### DIRECTIONS
Gather all lines in the records below that include the word "Normal".

------------------------------------------------

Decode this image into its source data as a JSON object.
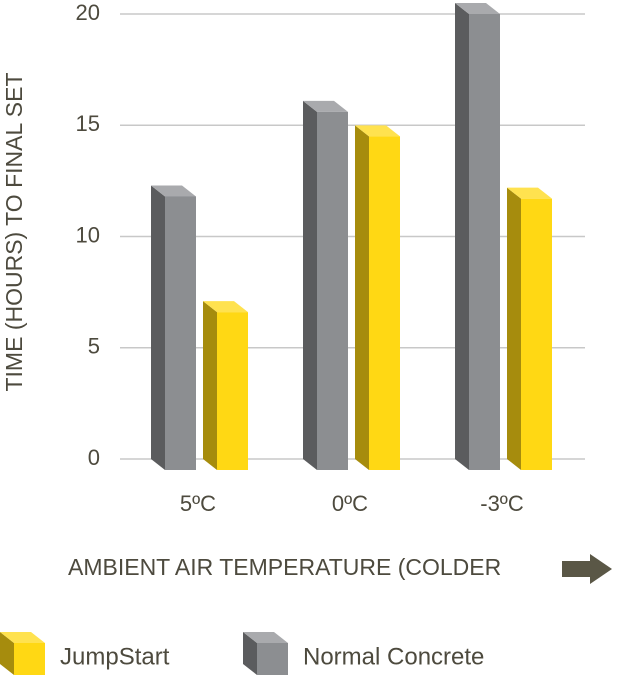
{
  "chart_data": {
    "type": "bar",
    "y_label": "TIME (HOURS) TO FINAL SET",
    "x_label": "AMBIENT AIR TEMPERATURE (COLDER",
    "categories": [
      "5ºC",
      "0ºC",
      "-3ºC"
    ],
    "series": [
      {
        "name": "Normal Concrete",
        "color": "#8c8e91",
        "values": [
          11.8,
          15.6,
          20
        ]
      },
      {
        "name": "JumpStart",
        "color": "#ffd814",
        "values": [
          6.6,
          14.5,
          11.7
        ]
      }
    ],
    "legend_order": [
      "JumpStart",
      "Normal Concrete"
    ],
    "ylim": [
      0,
      20
    ],
    "yticks": [
      0,
      5,
      10,
      15,
      20
    ],
    "grid": true
  }
}
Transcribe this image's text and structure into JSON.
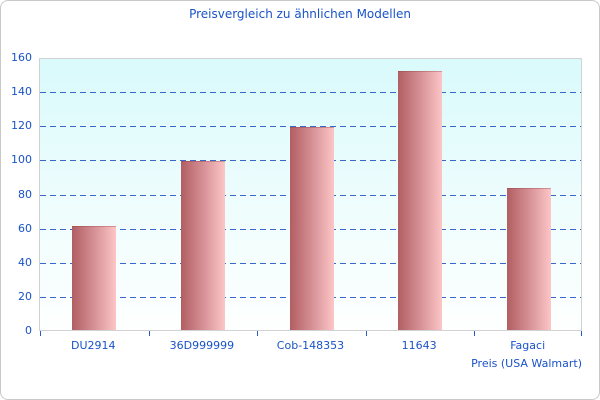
{
  "title": "Preisvergleich zu ähnlichen Modellen",
  "colors": {
    "label_blue": "#1953c8",
    "gridline_blue": "#3a68c8",
    "bar_gradient_left": "#b15e62",
    "bar_gradient_right": "#fdc6c6",
    "plot_bg_top": "#d9fafc",
    "plot_bg_bottom": "#fdfffe",
    "plot_border": "#d2d2d2",
    "canvas_border": "#c9c9c9"
  },
  "chart_data": {
    "type": "bar",
    "title": "Preisvergleich zu ähnlichen Modellen",
    "categories": [
      "DU2914",
      "36D999999",
      "Cob-148353",
      "11643",
      "Fagaci"
    ],
    "values": [
      61,
      99,
      119,
      152,
      83
    ],
    "xlabel": "Preis (USA Walmart)",
    "ylabel": "",
    "ylim": [
      0,
      160
    ],
    "ytick_step": 20,
    "yticks": [
      0,
      20,
      40,
      60,
      80,
      100,
      120,
      140,
      160
    ],
    "grid": "horizontal-dashed",
    "legend": "none"
  }
}
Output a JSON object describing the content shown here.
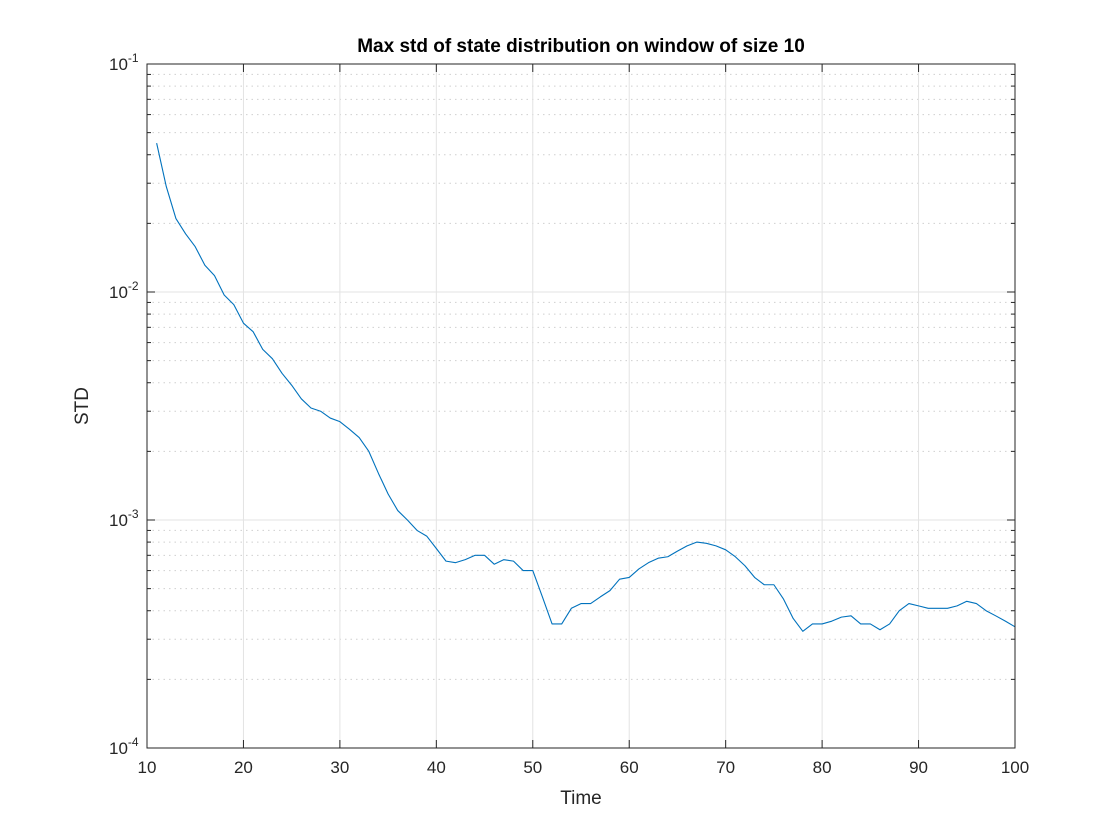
{
  "chart_data": {
    "type": "line",
    "title": "Max std of state distribution on window of size 10",
    "xlabel": "Time",
    "ylabel": "STD",
    "xlim": [
      10,
      100
    ],
    "ylim": [
      0.0001,
      0.1
    ],
    "yscale": "log",
    "grid": true,
    "minor_grid": true,
    "x_ticks": [
      "10",
      "20",
      "30",
      "40",
      "50",
      "60",
      "70",
      "80",
      "90",
      "100"
    ],
    "y_ticks": [
      {
        "base": "10",
        "exp": "-4"
      },
      {
        "base": "10",
        "exp": "-3"
      },
      {
        "base": "10",
        "exp": "-2"
      },
      {
        "base": "10",
        "exp": "-1"
      }
    ],
    "series": [
      {
        "color": "#0072BD",
        "x": [
          11,
          12,
          13,
          14,
          15,
          16,
          17,
          18,
          19,
          20,
          21,
          22,
          23,
          24,
          25,
          26,
          27,
          28,
          29,
          30,
          31,
          32,
          33,
          34,
          35,
          36,
          37,
          38,
          39,
          40,
          41,
          42,
          43,
          44,
          45,
          46,
          47,
          48,
          49,
          50,
          51,
          52,
          53,
          54,
          55,
          56,
          57,
          58,
          59,
          60,
          61,
          62,
          63,
          64,
          65,
          66,
          67,
          68,
          69,
          70,
          71,
          72,
          73,
          74,
          75,
          76,
          77,
          78,
          79,
          80,
          81,
          82,
          83,
          84,
          85,
          86,
          87,
          88,
          89,
          90,
          91,
          92,
          93,
          94,
          95,
          96,
          97,
          98,
          99,
          100
        ],
        "y": [
          0.045,
          0.029,
          0.021,
          0.018,
          0.0158,
          0.0131,
          0.0118,
          0.0097,
          0.0088,
          0.0073,
          0.0067,
          0.0056,
          0.0051,
          0.0044,
          0.0039,
          0.0034,
          0.0031,
          0.003,
          0.0028,
          0.0027,
          0.0025,
          0.0023,
          0.002,
          0.0016,
          0.0013,
          0.0011,
          0.001,
          0.0009,
          0.00085,
          0.00075,
          0.00066,
          0.00065,
          0.00067,
          0.0007,
          0.0007,
          0.00064,
          0.00067,
          0.00066,
          0.0006,
          0.0006,
          0.00046,
          0.00035,
          0.00035,
          0.00041,
          0.00043,
          0.00043,
          0.00046,
          0.00049,
          0.00055,
          0.00056,
          0.00061,
          0.00065,
          0.00068,
          0.00069,
          0.00073,
          0.00077,
          0.0008,
          0.00079,
          0.00077,
          0.00074,
          0.00069,
          0.00063,
          0.00056,
          0.00052,
          0.00052,
          0.00045,
          0.00037,
          0.000325,
          0.00035,
          0.00035,
          0.00036,
          0.000375,
          0.00038,
          0.00035,
          0.00035,
          0.00033,
          0.00035,
          0.0004,
          0.00043,
          0.00042,
          0.00041,
          0.00041,
          0.00041,
          0.00042,
          0.00044,
          0.00043,
          0.0004,
          0.00038,
          0.00036,
          0.00034
        ]
      }
    ]
  }
}
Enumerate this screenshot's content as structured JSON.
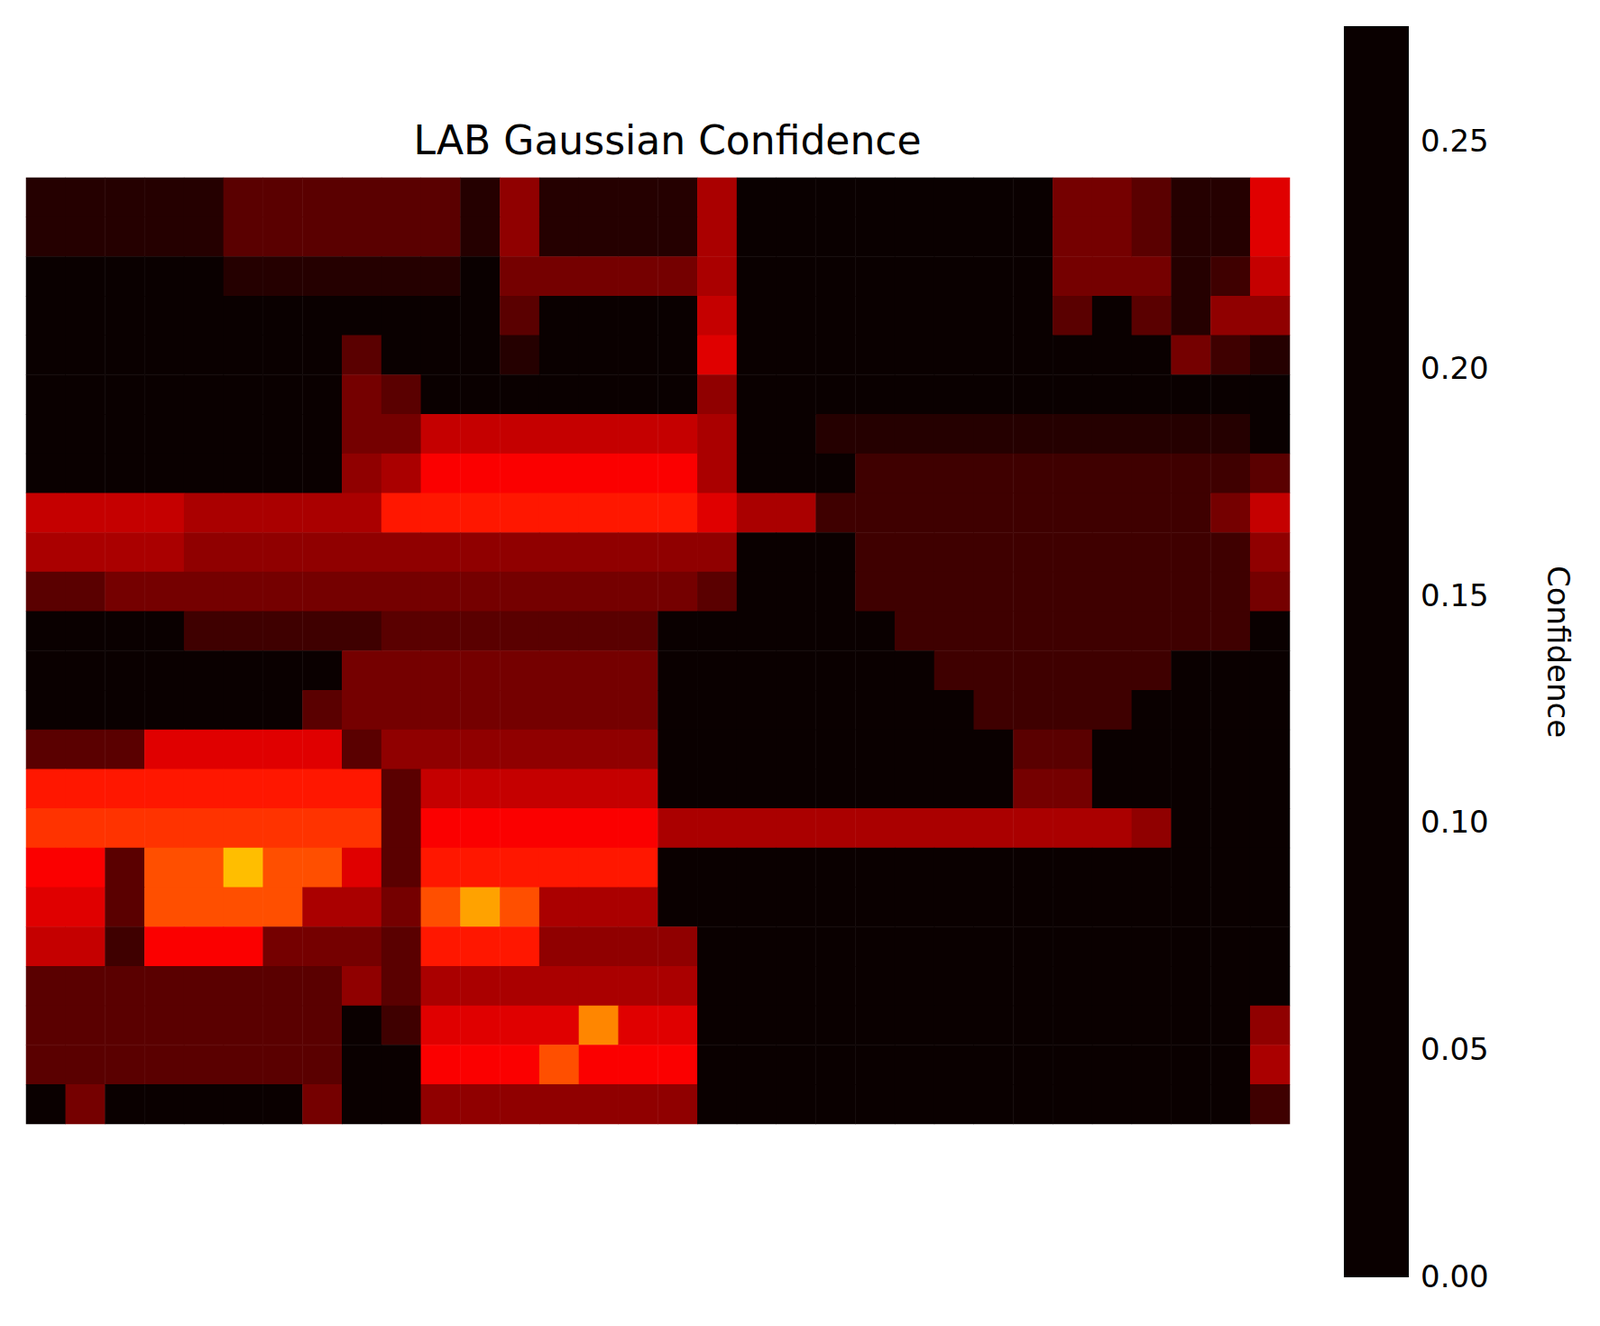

------------------------------------------------

### RESULT OF THE EXERCISE
        "name": "Normal Concrete",
      "Normal Concrete"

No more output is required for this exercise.